(Records from a collection)
========================================================================
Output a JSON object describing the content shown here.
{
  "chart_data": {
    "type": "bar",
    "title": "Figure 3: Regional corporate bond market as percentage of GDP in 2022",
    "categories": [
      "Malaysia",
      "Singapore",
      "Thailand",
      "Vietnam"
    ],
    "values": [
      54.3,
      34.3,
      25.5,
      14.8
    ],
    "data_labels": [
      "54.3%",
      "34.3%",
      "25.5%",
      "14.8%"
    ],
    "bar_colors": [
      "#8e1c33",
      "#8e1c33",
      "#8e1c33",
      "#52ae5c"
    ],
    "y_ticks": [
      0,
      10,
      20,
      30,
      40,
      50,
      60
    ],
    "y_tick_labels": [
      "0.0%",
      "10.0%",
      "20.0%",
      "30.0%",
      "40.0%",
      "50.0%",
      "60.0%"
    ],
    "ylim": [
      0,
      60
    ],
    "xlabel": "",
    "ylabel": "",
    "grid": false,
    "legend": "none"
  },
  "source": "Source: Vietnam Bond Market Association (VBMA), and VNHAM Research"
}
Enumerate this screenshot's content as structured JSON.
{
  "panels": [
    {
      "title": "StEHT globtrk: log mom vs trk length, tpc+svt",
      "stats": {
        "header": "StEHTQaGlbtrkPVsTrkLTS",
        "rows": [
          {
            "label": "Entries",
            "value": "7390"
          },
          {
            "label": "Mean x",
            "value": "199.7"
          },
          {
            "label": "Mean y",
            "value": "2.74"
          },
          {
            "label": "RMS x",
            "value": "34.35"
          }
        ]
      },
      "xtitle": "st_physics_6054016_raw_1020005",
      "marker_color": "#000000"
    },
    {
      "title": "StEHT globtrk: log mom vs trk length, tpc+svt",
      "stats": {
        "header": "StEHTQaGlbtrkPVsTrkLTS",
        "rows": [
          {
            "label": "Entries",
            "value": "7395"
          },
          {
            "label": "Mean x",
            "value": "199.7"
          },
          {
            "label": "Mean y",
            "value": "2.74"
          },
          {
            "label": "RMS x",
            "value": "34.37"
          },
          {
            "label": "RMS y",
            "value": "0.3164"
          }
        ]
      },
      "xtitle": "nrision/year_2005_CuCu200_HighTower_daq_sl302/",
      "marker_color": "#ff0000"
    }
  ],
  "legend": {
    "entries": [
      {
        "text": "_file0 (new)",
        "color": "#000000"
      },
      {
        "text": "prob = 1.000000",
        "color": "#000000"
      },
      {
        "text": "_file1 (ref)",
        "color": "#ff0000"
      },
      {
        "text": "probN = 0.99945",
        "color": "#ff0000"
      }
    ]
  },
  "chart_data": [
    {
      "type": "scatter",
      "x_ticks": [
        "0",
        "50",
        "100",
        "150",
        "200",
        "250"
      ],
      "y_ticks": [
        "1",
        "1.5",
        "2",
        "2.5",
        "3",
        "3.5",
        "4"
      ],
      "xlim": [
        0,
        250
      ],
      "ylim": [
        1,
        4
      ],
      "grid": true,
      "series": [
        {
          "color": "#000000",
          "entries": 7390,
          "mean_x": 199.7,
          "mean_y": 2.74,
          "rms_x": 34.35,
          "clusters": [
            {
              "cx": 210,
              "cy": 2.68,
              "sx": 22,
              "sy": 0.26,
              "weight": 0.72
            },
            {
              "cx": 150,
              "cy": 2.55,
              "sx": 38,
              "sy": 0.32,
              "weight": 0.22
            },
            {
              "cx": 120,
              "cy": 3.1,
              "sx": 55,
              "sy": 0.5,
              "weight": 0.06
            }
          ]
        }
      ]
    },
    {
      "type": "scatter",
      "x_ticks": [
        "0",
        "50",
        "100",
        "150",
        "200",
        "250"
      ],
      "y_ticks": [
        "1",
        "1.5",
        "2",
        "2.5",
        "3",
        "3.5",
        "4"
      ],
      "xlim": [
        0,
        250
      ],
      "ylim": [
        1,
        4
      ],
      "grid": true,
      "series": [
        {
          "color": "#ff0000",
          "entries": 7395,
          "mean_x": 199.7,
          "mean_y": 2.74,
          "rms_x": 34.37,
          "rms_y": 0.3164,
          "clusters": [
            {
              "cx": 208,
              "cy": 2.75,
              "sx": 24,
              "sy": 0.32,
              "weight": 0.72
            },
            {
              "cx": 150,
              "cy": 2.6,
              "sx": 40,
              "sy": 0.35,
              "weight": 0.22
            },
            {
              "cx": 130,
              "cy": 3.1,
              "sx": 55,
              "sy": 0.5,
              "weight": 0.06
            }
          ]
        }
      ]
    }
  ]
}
========================================================================
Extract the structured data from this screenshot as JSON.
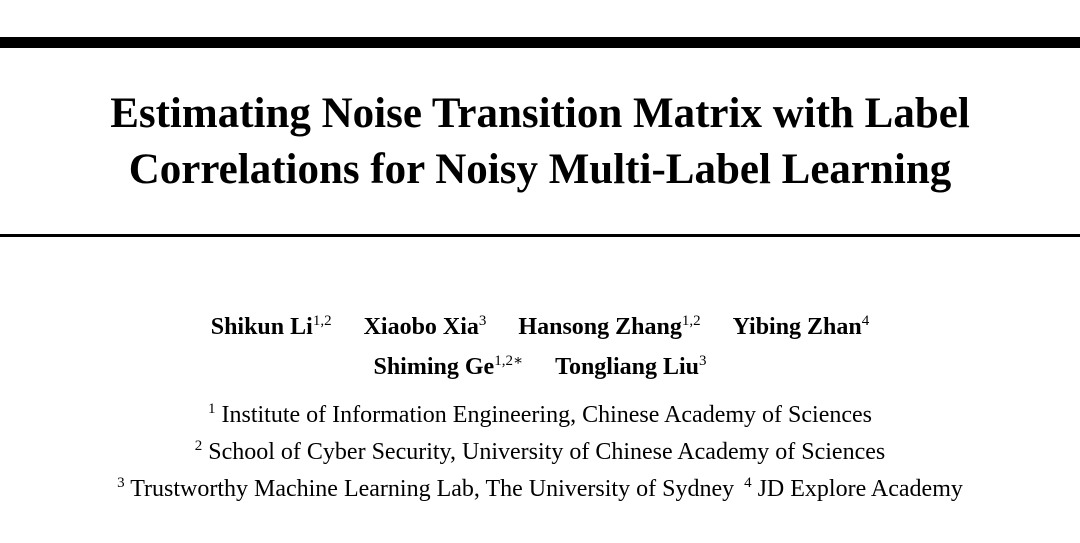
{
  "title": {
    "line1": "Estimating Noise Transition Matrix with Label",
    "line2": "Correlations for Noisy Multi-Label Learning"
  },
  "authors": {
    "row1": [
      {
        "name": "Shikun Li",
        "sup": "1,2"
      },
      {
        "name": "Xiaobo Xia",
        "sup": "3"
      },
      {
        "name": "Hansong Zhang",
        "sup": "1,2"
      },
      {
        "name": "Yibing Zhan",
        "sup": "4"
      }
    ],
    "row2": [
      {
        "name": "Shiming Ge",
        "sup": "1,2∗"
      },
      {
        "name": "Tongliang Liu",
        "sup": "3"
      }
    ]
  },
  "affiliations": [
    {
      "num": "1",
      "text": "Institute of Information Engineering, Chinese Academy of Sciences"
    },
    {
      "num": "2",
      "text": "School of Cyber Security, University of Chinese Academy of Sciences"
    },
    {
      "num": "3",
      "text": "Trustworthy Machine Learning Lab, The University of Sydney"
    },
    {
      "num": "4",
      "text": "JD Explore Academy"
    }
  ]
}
========================================================================
Your task → In the lines above, find each one with "xtitle" and list it.

Correct result →
      "xtitle": "st_physics_6054016_raw_1020005",
      "xtitle": "nrision/year_2005_CuCu200_HighTower_daq_sl302/",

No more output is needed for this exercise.